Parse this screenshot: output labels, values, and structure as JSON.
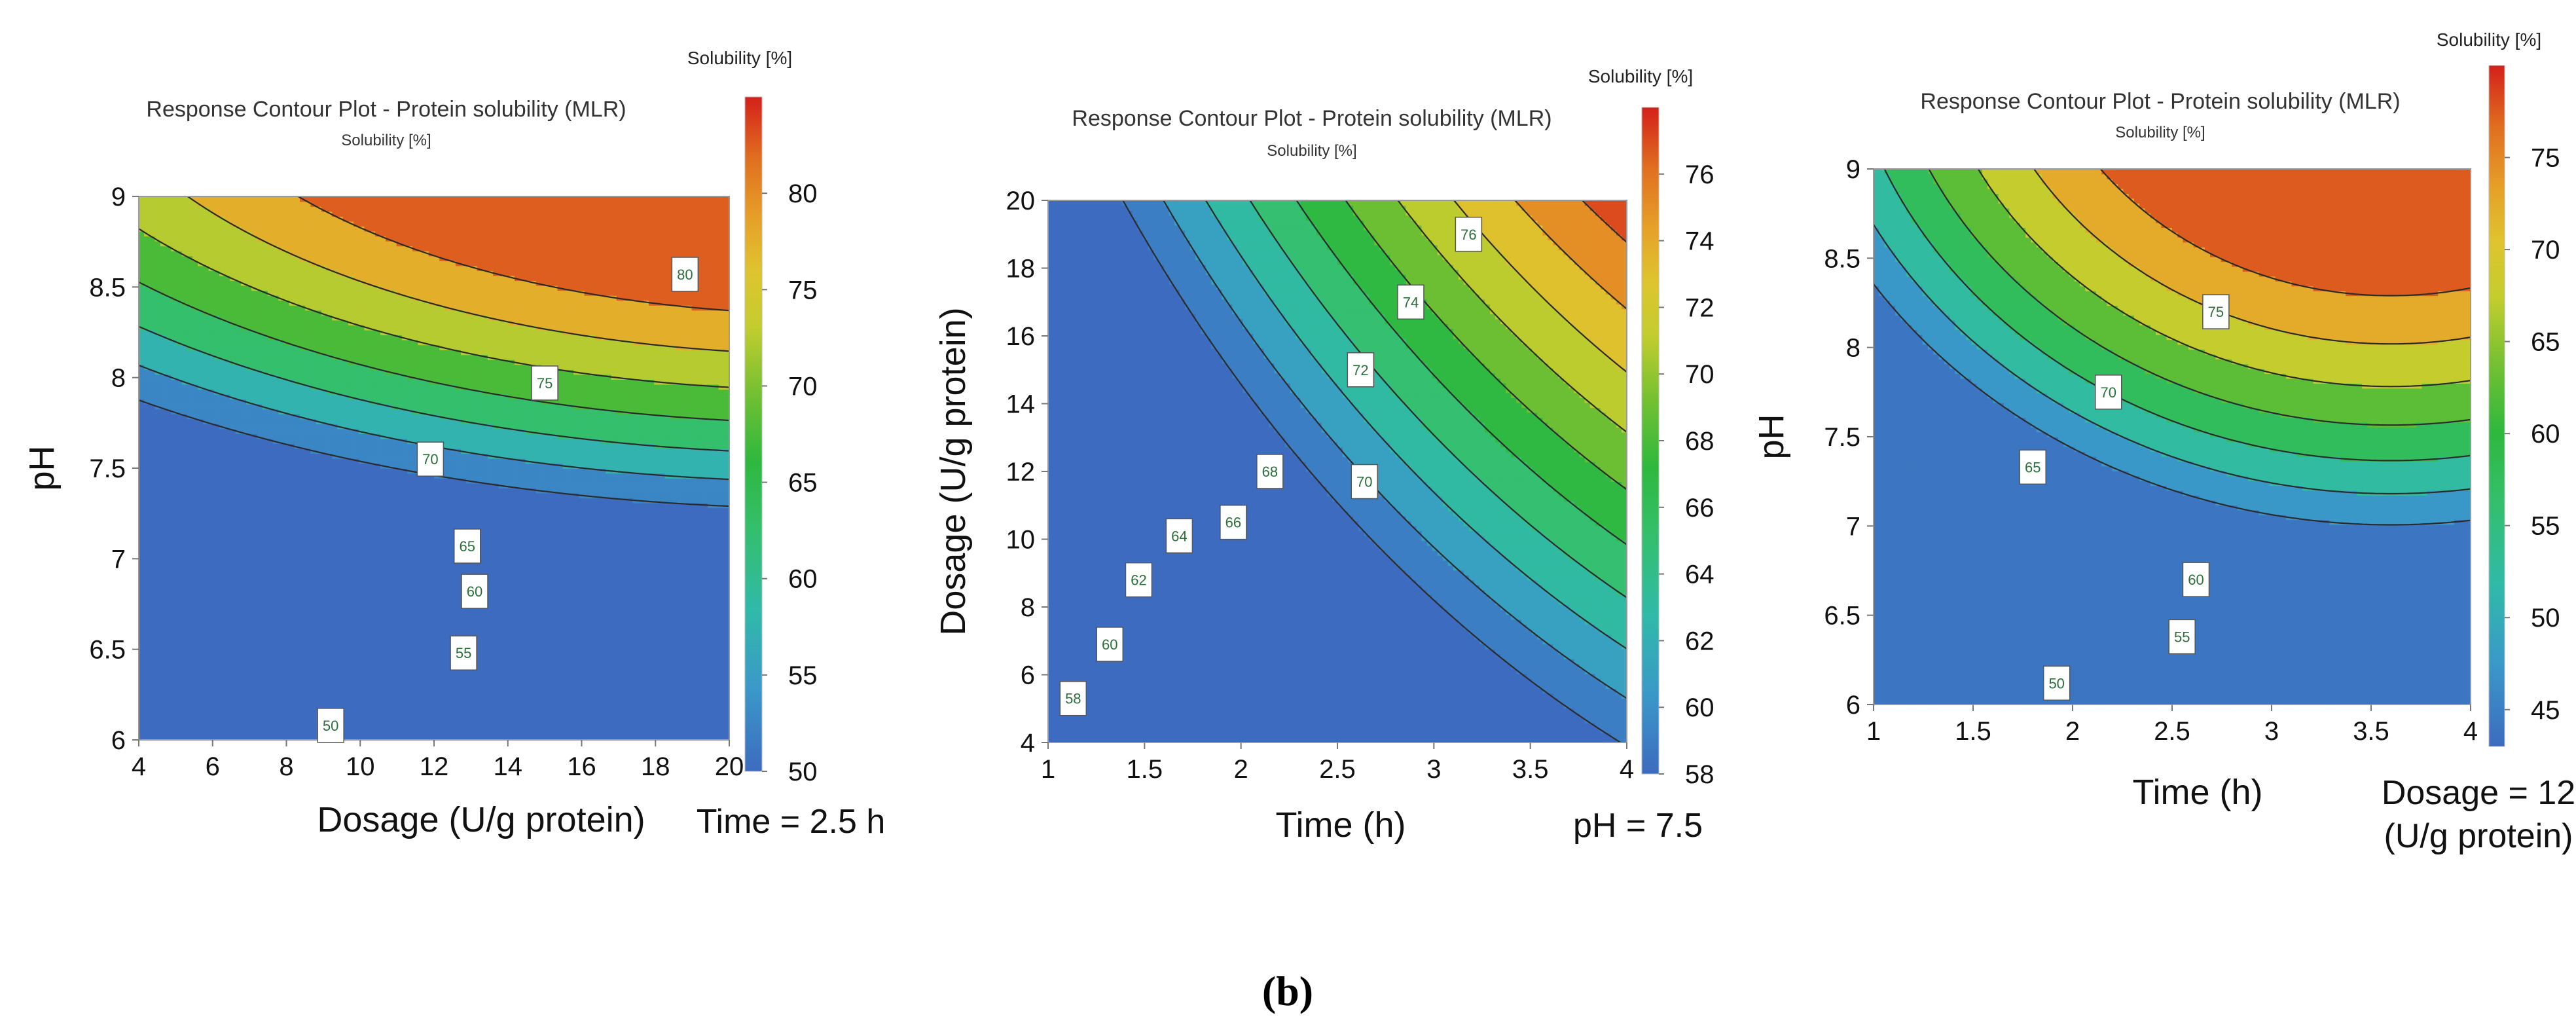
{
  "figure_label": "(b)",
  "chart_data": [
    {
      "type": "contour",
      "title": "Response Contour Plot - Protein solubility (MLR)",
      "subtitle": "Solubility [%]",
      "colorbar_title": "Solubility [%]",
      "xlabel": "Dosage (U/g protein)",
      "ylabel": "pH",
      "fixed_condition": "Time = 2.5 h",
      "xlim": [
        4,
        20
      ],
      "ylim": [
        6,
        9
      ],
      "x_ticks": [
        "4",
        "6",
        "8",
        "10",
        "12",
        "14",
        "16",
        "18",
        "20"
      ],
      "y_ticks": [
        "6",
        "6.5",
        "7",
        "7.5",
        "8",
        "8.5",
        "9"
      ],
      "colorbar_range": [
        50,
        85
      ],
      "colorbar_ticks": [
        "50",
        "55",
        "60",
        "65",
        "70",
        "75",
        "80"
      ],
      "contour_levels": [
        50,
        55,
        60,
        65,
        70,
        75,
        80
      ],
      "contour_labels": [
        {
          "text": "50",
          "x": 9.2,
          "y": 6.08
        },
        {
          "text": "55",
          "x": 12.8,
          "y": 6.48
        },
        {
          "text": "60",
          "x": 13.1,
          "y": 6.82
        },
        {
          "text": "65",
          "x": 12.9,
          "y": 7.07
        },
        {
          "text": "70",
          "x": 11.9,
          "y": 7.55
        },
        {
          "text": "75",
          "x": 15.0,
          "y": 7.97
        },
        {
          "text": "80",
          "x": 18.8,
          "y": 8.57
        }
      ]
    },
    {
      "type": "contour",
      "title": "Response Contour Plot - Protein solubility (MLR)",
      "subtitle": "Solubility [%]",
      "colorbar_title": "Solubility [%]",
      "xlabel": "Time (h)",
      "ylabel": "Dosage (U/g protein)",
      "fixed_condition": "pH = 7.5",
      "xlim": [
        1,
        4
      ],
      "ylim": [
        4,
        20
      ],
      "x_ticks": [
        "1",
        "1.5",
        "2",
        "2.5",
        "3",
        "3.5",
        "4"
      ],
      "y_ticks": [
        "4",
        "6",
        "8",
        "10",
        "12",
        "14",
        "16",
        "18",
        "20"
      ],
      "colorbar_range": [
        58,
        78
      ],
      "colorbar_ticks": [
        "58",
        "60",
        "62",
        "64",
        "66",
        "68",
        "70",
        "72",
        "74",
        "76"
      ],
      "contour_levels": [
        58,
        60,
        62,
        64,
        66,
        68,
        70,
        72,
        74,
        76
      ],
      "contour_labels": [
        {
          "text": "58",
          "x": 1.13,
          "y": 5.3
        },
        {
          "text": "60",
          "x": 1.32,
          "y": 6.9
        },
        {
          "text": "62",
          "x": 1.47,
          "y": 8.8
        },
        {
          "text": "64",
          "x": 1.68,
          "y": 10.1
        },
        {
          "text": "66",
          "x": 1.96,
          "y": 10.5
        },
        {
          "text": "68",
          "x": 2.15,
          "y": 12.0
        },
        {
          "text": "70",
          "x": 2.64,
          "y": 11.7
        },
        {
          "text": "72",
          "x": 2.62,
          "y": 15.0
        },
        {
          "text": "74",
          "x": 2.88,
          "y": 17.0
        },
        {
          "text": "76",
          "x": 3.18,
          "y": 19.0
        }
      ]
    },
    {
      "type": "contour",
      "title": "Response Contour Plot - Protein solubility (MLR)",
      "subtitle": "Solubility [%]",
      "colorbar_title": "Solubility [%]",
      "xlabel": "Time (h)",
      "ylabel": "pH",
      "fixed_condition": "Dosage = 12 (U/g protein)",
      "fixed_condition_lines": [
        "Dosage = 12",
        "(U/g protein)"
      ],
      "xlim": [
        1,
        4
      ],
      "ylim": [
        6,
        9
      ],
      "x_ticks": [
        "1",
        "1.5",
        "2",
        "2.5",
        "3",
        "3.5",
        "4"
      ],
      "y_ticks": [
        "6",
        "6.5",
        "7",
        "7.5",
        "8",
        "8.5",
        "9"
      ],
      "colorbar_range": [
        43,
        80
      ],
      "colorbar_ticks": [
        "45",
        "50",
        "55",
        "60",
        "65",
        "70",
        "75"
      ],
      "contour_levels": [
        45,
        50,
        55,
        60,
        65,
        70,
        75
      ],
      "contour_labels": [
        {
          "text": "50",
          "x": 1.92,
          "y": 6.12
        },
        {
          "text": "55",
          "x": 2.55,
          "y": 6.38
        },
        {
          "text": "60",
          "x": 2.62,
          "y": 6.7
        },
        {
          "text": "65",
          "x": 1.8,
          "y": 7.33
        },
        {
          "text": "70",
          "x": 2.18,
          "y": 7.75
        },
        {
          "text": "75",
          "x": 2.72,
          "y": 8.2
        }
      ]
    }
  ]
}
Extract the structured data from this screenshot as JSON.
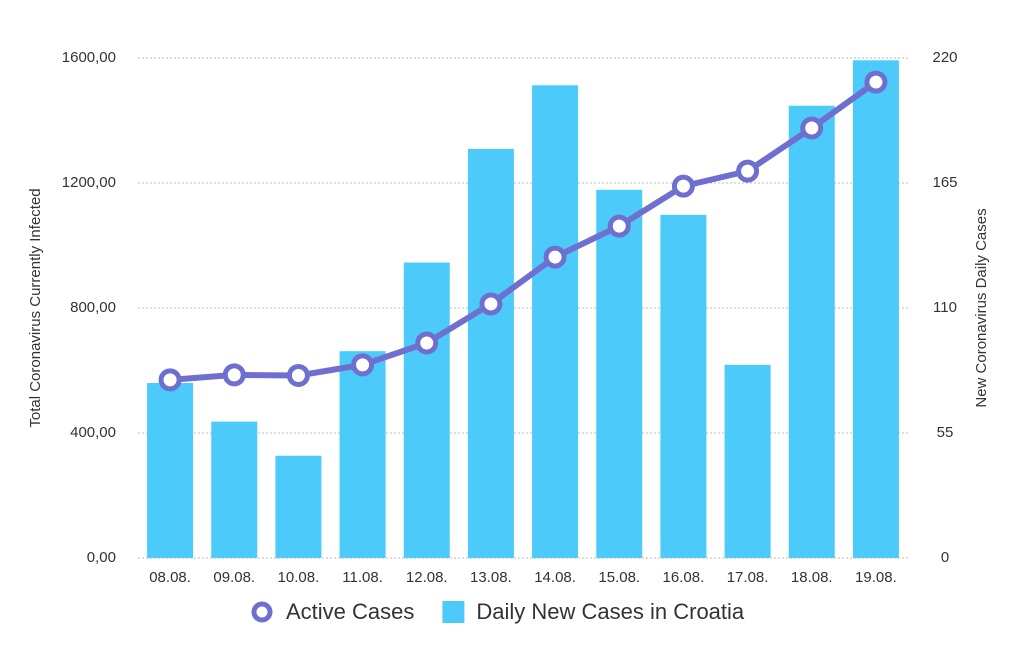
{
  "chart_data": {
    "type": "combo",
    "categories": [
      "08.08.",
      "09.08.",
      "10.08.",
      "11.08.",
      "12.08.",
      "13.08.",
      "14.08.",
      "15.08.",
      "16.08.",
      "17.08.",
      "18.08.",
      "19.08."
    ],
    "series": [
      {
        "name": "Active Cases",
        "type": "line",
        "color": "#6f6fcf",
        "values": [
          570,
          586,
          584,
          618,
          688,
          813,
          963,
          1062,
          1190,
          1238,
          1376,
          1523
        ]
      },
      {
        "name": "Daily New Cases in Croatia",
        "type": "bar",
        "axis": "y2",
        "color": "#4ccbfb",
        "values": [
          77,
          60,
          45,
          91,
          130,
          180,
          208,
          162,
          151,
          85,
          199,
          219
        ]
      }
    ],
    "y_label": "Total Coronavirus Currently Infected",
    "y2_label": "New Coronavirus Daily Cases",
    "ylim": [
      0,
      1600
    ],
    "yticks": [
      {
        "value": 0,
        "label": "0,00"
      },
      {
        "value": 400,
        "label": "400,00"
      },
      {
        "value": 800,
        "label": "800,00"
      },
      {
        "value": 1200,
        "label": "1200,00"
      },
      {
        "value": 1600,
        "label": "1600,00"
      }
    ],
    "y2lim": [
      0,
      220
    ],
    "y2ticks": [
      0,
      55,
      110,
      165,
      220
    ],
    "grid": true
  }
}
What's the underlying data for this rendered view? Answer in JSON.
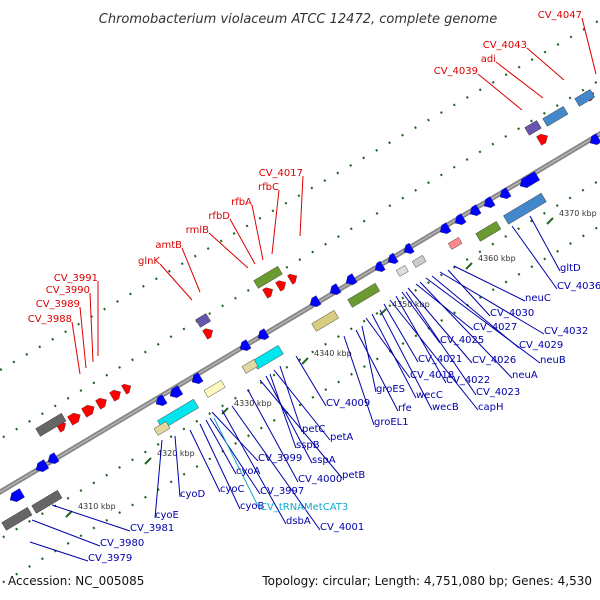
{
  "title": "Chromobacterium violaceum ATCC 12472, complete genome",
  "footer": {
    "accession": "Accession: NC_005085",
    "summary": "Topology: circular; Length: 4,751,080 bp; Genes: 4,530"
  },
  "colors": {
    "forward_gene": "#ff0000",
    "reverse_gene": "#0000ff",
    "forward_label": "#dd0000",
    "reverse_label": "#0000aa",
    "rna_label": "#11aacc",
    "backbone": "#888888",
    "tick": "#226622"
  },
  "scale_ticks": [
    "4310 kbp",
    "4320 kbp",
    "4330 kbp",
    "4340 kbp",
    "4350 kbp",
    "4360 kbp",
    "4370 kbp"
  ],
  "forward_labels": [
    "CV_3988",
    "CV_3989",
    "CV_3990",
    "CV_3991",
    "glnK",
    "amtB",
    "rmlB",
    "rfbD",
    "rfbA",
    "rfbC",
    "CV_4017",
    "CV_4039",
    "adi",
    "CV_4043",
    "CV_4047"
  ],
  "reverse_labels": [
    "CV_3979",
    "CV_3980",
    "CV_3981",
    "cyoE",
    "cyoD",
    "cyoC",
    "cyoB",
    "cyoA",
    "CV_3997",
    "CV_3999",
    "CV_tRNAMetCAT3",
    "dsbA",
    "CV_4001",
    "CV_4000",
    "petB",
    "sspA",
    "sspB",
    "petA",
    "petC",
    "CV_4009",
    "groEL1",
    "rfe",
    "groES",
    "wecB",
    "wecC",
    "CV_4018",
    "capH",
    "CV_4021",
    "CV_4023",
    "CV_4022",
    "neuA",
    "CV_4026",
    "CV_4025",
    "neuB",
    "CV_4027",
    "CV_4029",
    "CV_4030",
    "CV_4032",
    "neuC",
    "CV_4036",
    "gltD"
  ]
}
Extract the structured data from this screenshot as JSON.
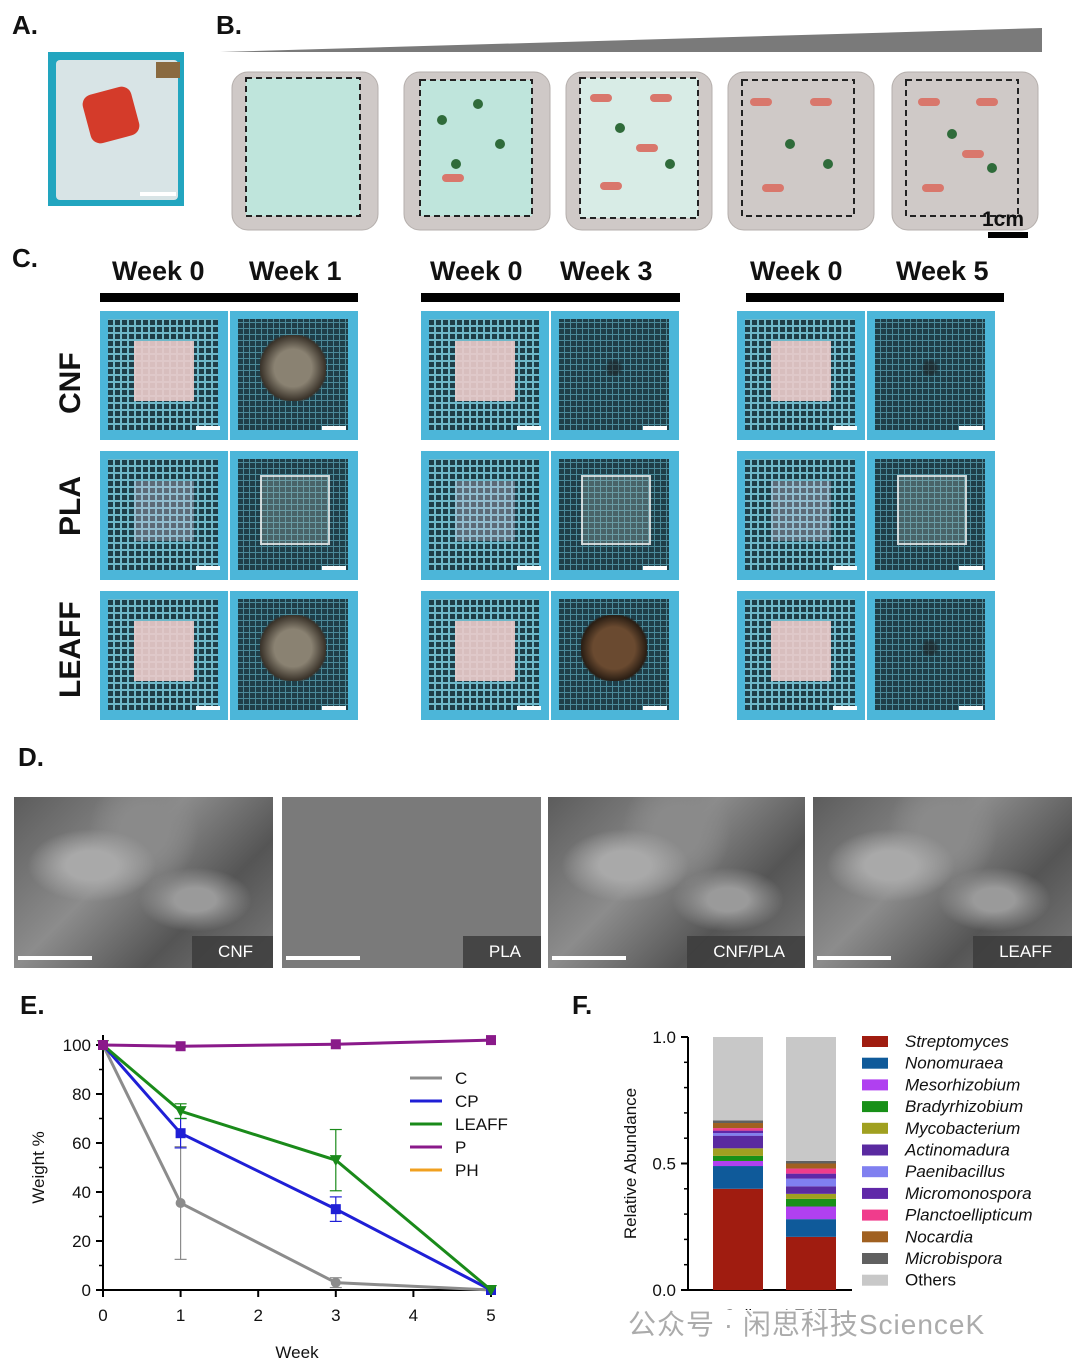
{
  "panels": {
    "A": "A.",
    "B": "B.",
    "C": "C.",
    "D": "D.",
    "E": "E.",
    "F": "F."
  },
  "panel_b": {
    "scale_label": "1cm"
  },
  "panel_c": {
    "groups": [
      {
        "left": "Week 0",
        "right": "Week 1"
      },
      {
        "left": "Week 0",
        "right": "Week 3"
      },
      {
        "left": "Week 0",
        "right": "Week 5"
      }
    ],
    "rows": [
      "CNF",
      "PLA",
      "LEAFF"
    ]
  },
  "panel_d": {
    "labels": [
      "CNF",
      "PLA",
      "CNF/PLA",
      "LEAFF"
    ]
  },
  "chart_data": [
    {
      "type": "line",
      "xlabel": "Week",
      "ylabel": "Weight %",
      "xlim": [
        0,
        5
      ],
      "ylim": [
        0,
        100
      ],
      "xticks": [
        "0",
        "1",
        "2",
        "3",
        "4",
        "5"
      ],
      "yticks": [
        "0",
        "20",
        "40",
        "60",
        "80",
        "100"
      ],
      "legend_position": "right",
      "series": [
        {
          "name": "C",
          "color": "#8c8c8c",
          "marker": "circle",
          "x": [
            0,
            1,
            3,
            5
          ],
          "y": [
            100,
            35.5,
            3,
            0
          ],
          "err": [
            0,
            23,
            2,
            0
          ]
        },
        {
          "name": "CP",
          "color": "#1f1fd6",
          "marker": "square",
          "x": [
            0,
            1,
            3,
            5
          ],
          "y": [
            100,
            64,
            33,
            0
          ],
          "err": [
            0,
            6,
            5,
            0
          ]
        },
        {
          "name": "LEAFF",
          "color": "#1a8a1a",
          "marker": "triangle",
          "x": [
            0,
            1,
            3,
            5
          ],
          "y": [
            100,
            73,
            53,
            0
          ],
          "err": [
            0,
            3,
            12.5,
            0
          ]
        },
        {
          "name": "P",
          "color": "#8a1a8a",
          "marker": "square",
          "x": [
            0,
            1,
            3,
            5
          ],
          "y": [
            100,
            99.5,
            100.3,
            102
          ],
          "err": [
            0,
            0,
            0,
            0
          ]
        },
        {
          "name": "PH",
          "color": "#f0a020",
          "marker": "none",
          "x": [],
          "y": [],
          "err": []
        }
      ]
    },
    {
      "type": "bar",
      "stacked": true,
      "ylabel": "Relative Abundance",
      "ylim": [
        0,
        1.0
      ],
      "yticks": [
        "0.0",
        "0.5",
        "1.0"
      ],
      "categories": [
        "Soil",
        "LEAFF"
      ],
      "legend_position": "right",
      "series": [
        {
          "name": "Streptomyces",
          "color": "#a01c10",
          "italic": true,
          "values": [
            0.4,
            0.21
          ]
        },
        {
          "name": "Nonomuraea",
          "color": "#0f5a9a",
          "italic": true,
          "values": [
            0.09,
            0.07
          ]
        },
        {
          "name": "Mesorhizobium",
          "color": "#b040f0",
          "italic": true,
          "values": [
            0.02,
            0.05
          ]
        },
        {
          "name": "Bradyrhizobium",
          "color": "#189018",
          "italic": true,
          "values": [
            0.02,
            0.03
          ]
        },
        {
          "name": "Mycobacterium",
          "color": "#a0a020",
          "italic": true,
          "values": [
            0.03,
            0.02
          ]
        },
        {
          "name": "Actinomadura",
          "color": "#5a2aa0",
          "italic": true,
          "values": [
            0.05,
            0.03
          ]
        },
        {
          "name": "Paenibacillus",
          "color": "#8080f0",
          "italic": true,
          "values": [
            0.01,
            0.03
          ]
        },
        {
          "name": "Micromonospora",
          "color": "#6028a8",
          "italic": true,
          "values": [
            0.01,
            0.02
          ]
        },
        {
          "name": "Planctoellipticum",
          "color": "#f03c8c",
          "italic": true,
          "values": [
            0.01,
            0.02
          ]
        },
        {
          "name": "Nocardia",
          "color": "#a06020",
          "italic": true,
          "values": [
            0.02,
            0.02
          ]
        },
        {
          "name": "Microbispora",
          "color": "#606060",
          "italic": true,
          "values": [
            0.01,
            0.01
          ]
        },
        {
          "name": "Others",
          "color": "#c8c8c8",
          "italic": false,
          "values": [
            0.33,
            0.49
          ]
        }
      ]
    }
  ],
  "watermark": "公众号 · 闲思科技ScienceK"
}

━━━━━━━━━━

| Exercise description |
Return the lines of the records that include the string "Cases".

| Answer section |
        "name": "Active Cases",
        "name": "Daily New Cases in Croatia",
    "y2_label": "New Coronavirus Daily Cases",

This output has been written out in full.